[START OF Information given]

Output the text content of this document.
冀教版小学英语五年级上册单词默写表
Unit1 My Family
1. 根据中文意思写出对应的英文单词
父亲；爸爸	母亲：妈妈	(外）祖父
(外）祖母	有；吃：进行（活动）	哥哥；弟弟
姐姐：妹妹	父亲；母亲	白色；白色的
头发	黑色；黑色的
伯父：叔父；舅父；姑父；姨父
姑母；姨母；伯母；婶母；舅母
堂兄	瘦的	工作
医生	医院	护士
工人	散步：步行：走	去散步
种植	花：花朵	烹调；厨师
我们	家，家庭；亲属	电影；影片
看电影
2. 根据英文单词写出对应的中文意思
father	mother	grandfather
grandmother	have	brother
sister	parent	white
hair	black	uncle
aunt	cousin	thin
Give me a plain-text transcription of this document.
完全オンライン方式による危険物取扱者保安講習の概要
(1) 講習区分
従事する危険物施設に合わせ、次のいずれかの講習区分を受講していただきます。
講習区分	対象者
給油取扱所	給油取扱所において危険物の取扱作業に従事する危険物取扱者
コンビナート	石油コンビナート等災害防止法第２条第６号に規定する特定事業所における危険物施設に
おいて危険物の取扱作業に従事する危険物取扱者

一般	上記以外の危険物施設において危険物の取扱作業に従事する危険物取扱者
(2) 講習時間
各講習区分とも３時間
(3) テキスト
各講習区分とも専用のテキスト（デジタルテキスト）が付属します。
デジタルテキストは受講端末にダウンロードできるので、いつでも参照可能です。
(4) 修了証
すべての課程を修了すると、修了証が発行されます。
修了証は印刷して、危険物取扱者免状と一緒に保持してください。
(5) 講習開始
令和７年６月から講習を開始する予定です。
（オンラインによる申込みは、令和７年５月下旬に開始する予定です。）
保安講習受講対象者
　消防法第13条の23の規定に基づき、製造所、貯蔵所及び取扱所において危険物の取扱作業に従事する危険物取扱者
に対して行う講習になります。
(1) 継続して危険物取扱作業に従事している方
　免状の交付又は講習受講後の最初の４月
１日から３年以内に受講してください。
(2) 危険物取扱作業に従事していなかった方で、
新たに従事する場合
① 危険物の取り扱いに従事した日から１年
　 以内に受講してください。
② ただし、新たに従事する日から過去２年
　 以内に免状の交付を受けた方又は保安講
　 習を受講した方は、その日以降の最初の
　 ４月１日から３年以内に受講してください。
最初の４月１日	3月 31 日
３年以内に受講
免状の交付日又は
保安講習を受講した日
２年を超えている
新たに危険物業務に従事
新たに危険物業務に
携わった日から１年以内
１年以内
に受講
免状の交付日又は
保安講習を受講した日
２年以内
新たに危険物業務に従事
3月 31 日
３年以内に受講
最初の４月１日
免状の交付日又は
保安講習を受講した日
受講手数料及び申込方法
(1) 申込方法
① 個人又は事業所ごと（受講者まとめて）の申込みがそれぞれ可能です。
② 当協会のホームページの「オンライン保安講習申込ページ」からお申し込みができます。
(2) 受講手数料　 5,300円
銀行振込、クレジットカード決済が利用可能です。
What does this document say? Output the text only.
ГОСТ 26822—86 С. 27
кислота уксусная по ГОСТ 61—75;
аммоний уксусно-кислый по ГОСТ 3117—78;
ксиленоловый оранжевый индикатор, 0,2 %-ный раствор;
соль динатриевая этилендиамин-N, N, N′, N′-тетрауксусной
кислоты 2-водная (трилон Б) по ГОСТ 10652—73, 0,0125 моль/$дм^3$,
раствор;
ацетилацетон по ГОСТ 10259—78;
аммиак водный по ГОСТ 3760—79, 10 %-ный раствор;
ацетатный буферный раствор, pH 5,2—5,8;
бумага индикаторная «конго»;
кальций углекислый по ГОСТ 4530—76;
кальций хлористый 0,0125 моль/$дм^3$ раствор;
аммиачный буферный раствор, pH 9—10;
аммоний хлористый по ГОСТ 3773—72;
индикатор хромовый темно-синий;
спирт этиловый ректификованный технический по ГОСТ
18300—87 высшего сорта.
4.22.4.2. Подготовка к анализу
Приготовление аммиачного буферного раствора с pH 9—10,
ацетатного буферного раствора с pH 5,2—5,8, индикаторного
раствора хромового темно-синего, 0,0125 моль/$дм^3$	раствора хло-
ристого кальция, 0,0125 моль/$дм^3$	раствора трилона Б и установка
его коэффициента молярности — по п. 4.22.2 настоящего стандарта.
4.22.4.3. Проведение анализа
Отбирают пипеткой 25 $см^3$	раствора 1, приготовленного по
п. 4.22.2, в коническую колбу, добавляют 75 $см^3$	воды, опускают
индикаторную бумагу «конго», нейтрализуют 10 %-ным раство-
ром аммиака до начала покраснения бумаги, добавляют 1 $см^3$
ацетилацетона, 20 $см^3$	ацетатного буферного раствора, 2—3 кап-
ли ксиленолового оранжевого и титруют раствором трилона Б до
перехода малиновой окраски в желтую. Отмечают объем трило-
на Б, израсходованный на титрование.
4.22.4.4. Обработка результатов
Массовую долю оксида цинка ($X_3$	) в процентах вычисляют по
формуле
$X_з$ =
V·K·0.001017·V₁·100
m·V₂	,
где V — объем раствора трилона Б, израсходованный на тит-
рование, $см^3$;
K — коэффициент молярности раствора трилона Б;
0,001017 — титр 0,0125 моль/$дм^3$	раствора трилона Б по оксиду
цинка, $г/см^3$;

[END OF Information given]

__The task__.
The required answer is a single number: the count of lines in the entries that hold the string "израсходованный".

__Answer below__.
2